*WHAT IS NEEDED*:
In the listing below, how many lines contain "calculate"? Answer with the number alone.

Segment Start: EXERCISE DATA

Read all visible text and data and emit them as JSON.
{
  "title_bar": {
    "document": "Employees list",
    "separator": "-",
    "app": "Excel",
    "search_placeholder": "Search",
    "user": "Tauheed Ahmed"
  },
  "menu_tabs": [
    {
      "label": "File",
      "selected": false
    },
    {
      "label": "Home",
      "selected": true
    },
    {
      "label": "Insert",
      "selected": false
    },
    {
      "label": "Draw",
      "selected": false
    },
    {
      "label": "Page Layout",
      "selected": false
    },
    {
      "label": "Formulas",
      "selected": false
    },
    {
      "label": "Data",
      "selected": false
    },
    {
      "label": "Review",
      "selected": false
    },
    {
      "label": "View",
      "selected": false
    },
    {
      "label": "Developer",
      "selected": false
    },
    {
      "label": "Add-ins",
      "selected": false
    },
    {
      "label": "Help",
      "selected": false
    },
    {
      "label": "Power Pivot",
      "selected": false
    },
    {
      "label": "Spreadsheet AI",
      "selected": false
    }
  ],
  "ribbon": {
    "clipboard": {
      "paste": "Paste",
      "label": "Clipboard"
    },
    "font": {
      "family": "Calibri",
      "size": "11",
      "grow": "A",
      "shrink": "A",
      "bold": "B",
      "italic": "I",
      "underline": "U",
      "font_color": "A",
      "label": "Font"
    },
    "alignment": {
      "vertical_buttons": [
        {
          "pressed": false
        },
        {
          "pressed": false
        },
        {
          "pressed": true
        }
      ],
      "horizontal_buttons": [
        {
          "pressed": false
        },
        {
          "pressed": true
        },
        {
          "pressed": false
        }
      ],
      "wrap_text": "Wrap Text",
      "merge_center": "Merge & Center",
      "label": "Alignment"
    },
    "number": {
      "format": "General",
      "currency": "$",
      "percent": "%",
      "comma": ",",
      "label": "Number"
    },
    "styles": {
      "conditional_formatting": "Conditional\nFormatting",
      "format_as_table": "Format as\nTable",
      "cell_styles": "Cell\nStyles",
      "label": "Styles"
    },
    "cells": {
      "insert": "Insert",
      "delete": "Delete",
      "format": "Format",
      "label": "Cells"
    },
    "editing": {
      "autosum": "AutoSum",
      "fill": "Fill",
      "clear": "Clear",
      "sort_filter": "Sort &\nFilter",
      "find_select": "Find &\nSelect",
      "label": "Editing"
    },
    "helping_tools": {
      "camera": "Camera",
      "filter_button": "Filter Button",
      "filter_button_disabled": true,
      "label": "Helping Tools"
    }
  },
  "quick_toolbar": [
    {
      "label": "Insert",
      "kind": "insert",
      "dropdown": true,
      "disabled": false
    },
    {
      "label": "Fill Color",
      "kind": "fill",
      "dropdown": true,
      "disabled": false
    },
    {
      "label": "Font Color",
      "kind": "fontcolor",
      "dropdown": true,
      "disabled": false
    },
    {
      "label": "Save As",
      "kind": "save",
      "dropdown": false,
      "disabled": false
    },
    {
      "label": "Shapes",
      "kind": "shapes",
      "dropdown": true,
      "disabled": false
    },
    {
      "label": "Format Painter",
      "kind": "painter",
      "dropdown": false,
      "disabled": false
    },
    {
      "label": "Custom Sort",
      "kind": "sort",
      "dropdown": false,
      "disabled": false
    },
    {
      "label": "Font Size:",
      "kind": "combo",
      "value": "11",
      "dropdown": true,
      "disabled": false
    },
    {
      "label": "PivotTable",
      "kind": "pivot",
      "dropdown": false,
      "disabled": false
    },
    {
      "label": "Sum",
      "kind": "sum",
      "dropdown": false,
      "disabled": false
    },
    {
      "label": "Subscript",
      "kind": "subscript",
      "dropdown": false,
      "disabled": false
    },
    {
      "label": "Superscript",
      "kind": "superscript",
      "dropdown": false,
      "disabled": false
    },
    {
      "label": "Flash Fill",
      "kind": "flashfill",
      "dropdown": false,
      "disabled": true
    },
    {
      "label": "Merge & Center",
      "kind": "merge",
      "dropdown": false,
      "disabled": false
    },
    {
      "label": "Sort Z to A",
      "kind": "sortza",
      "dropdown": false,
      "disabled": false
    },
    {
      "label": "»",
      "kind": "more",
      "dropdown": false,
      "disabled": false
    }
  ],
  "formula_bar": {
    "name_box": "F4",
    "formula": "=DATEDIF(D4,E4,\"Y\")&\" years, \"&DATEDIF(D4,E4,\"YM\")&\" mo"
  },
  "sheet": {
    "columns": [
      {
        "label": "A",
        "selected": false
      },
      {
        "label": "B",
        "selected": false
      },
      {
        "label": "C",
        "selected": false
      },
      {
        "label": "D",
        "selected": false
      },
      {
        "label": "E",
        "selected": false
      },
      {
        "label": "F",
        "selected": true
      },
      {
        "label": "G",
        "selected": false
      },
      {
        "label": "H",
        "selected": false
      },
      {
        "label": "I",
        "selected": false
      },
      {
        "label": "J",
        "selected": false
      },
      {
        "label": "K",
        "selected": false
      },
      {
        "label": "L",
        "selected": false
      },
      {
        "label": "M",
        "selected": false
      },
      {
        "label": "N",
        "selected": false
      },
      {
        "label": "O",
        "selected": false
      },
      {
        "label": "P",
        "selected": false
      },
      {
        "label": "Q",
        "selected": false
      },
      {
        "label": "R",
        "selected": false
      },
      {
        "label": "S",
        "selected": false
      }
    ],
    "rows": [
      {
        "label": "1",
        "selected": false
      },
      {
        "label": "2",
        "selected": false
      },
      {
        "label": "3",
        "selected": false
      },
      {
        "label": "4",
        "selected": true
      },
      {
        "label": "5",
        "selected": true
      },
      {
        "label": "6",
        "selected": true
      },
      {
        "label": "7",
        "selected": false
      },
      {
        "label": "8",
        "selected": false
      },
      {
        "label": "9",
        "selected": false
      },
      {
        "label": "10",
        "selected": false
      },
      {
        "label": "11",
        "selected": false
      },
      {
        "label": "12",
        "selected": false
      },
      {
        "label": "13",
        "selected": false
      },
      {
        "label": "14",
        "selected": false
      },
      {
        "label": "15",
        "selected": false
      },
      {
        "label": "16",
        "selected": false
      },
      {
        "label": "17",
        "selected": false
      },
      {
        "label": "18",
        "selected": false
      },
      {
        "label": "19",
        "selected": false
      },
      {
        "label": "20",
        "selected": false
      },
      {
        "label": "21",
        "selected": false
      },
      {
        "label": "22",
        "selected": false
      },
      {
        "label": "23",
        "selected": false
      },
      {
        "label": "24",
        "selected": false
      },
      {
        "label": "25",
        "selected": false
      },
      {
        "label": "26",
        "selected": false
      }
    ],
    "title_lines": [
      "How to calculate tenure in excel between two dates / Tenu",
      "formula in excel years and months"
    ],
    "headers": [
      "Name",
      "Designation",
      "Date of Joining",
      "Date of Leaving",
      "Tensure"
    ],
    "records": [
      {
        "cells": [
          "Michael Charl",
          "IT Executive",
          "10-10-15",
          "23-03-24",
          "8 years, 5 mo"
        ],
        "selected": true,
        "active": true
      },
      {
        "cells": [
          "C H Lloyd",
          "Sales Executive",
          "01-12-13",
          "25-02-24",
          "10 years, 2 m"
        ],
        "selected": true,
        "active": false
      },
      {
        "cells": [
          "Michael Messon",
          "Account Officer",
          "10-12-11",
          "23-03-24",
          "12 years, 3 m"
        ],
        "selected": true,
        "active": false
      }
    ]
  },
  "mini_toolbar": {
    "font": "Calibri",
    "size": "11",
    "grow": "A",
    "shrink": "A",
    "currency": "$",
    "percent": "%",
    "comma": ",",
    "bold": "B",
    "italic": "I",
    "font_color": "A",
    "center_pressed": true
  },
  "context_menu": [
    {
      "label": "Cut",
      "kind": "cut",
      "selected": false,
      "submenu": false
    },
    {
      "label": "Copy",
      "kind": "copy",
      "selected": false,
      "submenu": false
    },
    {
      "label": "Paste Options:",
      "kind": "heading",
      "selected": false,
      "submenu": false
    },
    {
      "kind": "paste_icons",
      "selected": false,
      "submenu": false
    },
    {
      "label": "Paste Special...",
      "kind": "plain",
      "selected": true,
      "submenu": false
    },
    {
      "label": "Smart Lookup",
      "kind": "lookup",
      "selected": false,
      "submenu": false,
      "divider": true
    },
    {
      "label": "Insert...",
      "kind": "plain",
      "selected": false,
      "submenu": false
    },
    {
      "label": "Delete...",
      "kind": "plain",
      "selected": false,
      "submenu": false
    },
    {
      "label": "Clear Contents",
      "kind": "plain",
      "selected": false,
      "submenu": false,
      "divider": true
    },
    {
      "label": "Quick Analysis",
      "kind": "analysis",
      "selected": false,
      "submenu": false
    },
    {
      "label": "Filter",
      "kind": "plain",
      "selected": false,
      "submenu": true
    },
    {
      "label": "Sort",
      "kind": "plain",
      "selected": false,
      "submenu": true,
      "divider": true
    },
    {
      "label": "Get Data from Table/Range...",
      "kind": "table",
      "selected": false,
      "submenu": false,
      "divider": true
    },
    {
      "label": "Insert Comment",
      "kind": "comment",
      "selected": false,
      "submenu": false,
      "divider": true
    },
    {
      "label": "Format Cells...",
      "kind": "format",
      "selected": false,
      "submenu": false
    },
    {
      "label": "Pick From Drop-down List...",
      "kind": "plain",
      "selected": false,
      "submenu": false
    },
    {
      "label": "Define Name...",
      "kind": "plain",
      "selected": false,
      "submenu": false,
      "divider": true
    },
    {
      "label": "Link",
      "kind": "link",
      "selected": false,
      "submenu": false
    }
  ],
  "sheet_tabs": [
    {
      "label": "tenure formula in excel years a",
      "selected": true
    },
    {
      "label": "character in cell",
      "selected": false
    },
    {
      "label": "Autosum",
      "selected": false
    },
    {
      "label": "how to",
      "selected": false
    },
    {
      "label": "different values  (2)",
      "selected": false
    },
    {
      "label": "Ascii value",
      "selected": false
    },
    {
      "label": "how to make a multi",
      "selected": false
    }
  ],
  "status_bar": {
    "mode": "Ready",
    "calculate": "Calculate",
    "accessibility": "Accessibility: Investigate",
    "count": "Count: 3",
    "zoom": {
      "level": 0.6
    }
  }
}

Segment End: EXERCISE DATA

*EXERCISE ANSWER*:
2